(Records from a collection)
* * * * *

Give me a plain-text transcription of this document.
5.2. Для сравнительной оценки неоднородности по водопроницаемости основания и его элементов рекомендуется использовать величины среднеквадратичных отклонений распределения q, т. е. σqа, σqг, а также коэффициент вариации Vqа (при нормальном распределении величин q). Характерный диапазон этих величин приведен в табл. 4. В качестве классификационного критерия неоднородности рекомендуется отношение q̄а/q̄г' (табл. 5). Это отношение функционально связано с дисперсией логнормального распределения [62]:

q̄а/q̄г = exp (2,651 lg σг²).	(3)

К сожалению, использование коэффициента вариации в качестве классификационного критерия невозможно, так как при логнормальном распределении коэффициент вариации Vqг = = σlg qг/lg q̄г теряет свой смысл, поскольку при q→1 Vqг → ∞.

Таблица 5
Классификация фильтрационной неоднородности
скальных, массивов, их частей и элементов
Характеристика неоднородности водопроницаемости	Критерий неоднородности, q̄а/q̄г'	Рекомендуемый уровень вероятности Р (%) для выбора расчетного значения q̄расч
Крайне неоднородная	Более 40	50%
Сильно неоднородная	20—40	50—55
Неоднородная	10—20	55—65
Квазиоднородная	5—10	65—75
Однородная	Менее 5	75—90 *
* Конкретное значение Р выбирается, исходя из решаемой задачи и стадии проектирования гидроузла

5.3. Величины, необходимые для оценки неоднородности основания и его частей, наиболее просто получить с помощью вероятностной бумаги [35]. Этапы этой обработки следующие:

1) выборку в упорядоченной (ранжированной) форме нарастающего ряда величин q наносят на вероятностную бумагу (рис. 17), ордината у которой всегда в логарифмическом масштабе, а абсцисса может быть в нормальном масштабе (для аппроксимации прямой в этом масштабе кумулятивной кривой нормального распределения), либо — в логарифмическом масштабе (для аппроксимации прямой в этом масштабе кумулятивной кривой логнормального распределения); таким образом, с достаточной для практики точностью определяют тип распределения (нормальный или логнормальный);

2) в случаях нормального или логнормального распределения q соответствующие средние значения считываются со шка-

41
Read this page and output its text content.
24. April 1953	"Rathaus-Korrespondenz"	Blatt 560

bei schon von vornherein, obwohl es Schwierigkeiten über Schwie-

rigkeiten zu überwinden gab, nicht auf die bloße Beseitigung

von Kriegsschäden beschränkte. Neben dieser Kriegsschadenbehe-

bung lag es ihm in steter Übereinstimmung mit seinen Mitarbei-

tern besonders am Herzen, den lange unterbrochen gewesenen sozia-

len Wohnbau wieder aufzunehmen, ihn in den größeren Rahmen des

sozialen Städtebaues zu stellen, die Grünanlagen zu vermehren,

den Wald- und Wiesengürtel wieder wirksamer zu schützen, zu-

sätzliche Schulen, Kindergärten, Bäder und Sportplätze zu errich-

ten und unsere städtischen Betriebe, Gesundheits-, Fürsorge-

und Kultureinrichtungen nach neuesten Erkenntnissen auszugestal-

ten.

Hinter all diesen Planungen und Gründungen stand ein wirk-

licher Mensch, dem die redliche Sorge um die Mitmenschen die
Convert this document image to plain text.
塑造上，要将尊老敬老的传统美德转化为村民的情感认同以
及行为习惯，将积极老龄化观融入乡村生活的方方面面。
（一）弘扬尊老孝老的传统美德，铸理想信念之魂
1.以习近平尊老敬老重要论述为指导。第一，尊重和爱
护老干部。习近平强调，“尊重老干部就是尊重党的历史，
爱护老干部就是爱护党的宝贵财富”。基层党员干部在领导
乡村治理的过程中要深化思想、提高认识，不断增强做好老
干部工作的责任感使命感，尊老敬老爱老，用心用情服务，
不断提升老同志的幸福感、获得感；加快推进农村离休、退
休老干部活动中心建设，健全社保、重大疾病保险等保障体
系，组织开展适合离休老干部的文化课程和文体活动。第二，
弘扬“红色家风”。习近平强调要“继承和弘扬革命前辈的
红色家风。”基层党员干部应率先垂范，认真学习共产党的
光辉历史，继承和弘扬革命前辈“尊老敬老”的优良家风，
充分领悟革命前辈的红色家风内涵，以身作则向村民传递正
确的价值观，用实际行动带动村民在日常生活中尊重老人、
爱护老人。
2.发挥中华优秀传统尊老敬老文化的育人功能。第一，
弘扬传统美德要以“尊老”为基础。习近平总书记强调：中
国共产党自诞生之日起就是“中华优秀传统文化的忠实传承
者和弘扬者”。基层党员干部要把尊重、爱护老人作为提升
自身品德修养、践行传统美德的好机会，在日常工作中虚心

* * * * *

### Requirement
All of the material must be reproduced exactly.

### Solution to the problem
Give me a plain-text transcription of this document.
5.2. Для сравнительной оценки неоднородности по водопроницаемости основания и его элементов рекомендуется использовать величины среднеквадратичных отклонений распределения q, т. е. σqа, σqг, а также коэффициент вариации Vqа (при нормальном распределении величин q). Характерный диапазон этих величин приведен в табл. 4. В качестве классификационного критерия неоднородности рекомендуется отношение q̄а/q̄г' (табл. 5). Это отношение функционально связано с дисперсией логнормального распределения [62]:

q̄а/q̄г = exp (2,651 lg σг²).	(3)

К сожалению, использование коэффициента вариации в качестве классификационного критерия невозможно, так как при логнормальном распределении коэффициент вариации Vqг = = σlg qг/lg q̄г теряет свой смысл, поскольку при q→1 Vqг → ∞.

Таблица 5
Классификация фильтрационной неоднородности
скальных, массивов, их частей и элементов
Характеристика неоднородности водопроницаемости	Критерий неоднородности, q̄а/q̄г'	Рекомендуемый уровень вероятности Р (%) для выбора расчетного значения q̄расч
Крайне неоднородная	Более 40	50%
Сильно неоднородная	20—40	50—55
Неоднородная	10—20	55—65
Квазиоднородная	5—10	65—75
Однородная	Менее 5	75—90 *
* Конкретное значение Р выбирается, исходя из решаемой задачи и стадии проектирования гидроузла

5.3. Величины, необходимые для оценки неоднородности основания и его частей, наиболее просто получить с помощью вероятностной бумаги [35]. Этапы этой обработки следующие:

1) выборку в упорядоченной (ранжированной) форме нарастающего ряда величин q наносят на вероятностную бумагу (рис. 17), ордината у которой всегда в логарифмическом масштабе, а абсцисса может быть в нормальном масштабе (для аппроксимации прямой в этом масштабе кумулятивной кривой нормального распределения), либо — в логарифмическом масштабе (для аппроксимации прямой в этом масштабе кумулятивной кривой логнормального распределения); таким образом, с достаточной для практики точностью определяют тип распределения (нормальный или логнормальный);

2) в случаях нормального или логнормального распределения q соответствующие средние значения считываются со шка-

41
Read this page and output its text content.
24. April 1953	"Rathaus-Korrespondenz"	Blatt 560

bei schon von vornherein, obwohl es Schwierigkeiten über Schwie-

rigkeiten zu überwinden gab, nicht auf die bloße Beseitigung

von Kriegsschäden beschränkte. Neben dieser Kriegsschadenbehe-

bung lag es ihm in steter Übereinstimmung mit seinen Mitarbei-

tern besonders am Herzen, den lange unterbrochen gewesenen sozia-

len Wohnbau wieder aufzunehmen, ihn in den größeren Rahmen des

sozialen Städtebaues zu stellen, die Grünanlagen zu vermehren,

den Wald- und Wiesengürtel wieder wirksamer zu schützen, zu-

sätzliche Schulen, Kindergärten, Bäder und Sportplätze zu errich-

ten und unsere städtischen Betriebe, Gesundheits-, Fürsorge-

und Kultureinrichtungen nach neuesten Erkenntnissen auszugestal-

ten.

Hinter all diesen Planungen und Gründungen stand ein wirk-

licher Mensch, dem die redliche Sorge um die Mitmenschen die
Convert this document image to plain text.
塑造上，要将尊老敬老的传统美德转化为村民的情感认同以
及行为习惯，将积极老龄化观融入乡村生活的方方面面。
（一）弘扬尊老孝老的传统美德，铸理想信念之魂
1.以习近平尊老敬老重要论述为指导。第一，尊重和爱
护老干部。习近平强调，“尊重老干部就是尊重党的历史，
爱护老干部就是爱护党的宝贵财富”。基层党员干部在领导
乡村治理的过程中要深化思想、提高认识，不断增强做好老
干部工作的责任感使命感，尊老敬老爱老，用心用情服务，
不断提升老同志的幸福感、获得感；加快推进农村离休、退
休老干部活动中心建设，健全社保、重大疾病保险等保障体
系，组织开展适合离休老干部的文化课程和文体活动。第二，
弘扬“红色家风”。习近平强调要“继承和弘扬革命前辈的
红色家风。”基层党员干部应率先垂范，认真学习共产党的
光辉历史，继承和弘扬革命前辈“尊老敬老”的优良家风，
充分领悟革命前辈的红色家风内涵，以身作则向村民传递正
确的价值观，用实际行动带动村民在日常生活中尊重老人、
爱护老人。
2.发挥中华优秀传统尊老敬老文化的育人功能。第一，
弘扬传统美德要以“尊老”为基础。习近平总书记强调：中
国共产党自诞生之日起就是“中华优秀传统文化的忠实传承
者和弘扬者”。基层党员干部要把尊重、爱护老人作为提升
自身品德修养、践行传统美德的好机会，在日常工作中虚心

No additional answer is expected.